::: Dataset excerpts :::
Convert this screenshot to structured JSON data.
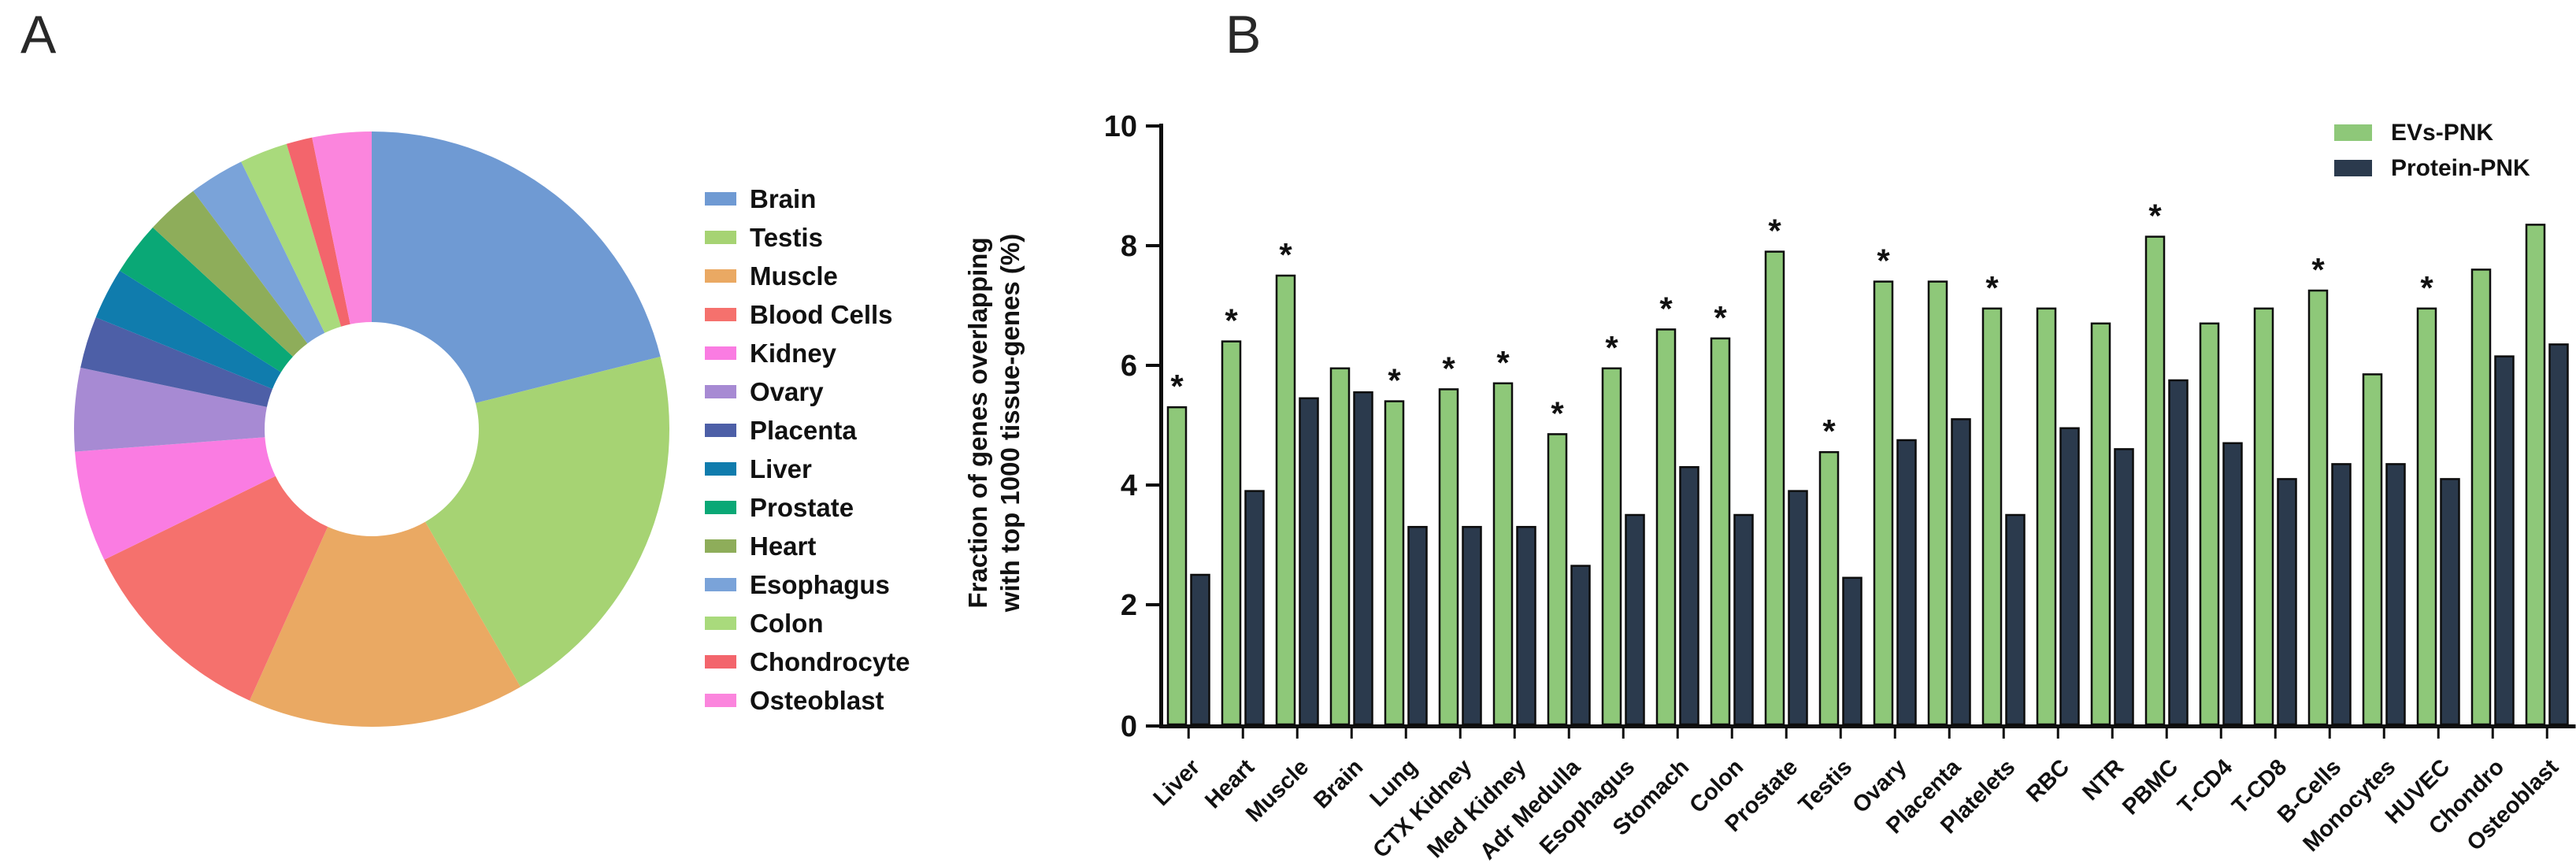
{
  "panels": {
    "a": "A",
    "b": "B"
  },
  "chart_data": [
    {
      "type": "pie",
      "subtype": "donut",
      "title": "",
      "legend_position": "right",
      "categories": [
        "Brain",
        "Testis",
        "Muscle",
        "Blood Cells",
        "Kidney",
        "Ovary",
        "Placenta",
        "Liver",
        "Prostate",
        "Heart",
        "Esophagus",
        "Colon",
        "Chondrocyte",
        "Osteoblast"
      ],
      "values": [
        21,
        20.5,
        15,
        11,
        6,
        4.5,
        2.8,
        2.8,
        2.9,
        2.9,
        3,
        2.6,
        1.4,
        3.2
      ],
      "colors": [
        "#6f9ad3",
        "#a6d373",
        "#eaa963",
        "#f5716d",
        "#fa7ce2",
        "#a78ad3",
        "#4d5fa7",
        "#107cad",
        "#0aa876",
        "#8ead5a",
        "#7aa3d9",
        "#a9da7c",
        "#f3656c",
        "#fb85dd"
      ]
    },
    {
      "type": "bar",
      "title": "",
      "ylabel_lines": [
        "Fraction of genes overlapping",
        "with top 1000 tissue-genes (%)"
      ],
      "ylim": [
        0,
        10
      ],
      "yticks": [
        0,
        2,
        4,
        6,
        8,
        10
      ],
      "grid": false,
      "legend_position": "top-right",
      "significance_marker": "*",
      "categories": [
        "Liver",
        "Heart",
        "Muscle",
        "Brain",
        "Lung",
        "CTX Kidney",
        "Med Kidney",
        "Adr Medulla",
        "Esophagus",
        "Stomach",
        "Colon",
        "Prostate",
        "Testis",
        "Ovary",
        "Placenta",
        "Platelets",
        "RBC",
        "NTR",
        "PBMC",
        "T-CD4",
        "T-CD8",
        "B-Cells",
        "Monocytes",
        "HUVEC",
        "Chondro",
        "Osteoblast"
      ],
      "series": [
        {
          "name": "EVs-PNK",
          "color": "#8ec879",
          "values": [
            5.3,
            6.4,
            7.5,
            5.95,
            5.4,
            5.6,
            5.7,
            4.85,
            5.95,
            6.6,
            6.45,
            7.9,
            4.55,
            7.4,
            7.4,
            6.95,
            6.95,
            6.7,
            8.15,
            6.7,
            6.95,
            7.25,
            5.85,
            6.95,
            7.6,
            8.35
          ]
        },
        {
          "name": "Protein-PNK",
          "color": "#2b3a4d",
          "values": [
            2.5,
            3.9,
            5.45,
            5.55,
            3.3,
            3.3,
            3.3,
            2.65,
            3.5,
            4.3,
            3.5,
            3.9,
            2.45,
            4.75,
            5.1,
            3.5,
            4.95,
            4.6,
            5.75,
            4.7,
            4.1,
            4.35,
            4.35,
            4.1,
            6.15,
            6.35
          ]
        }
      ],
      "significance": [
        1,
        1,
        1,
        0,
        1,
        1,
        1,
        1,
        1,
        1,
        1,
        1,
        1,
        1,
        0,
        1,
        0,
        0,
        1,
        0,
        0,
        1,
        0,
        1,
        0,
        0
      ]
    }
  ]
}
:::
Task to complete:
A count is all that should be returned: the number of lines in these records containing the string "genes".

Solution:
2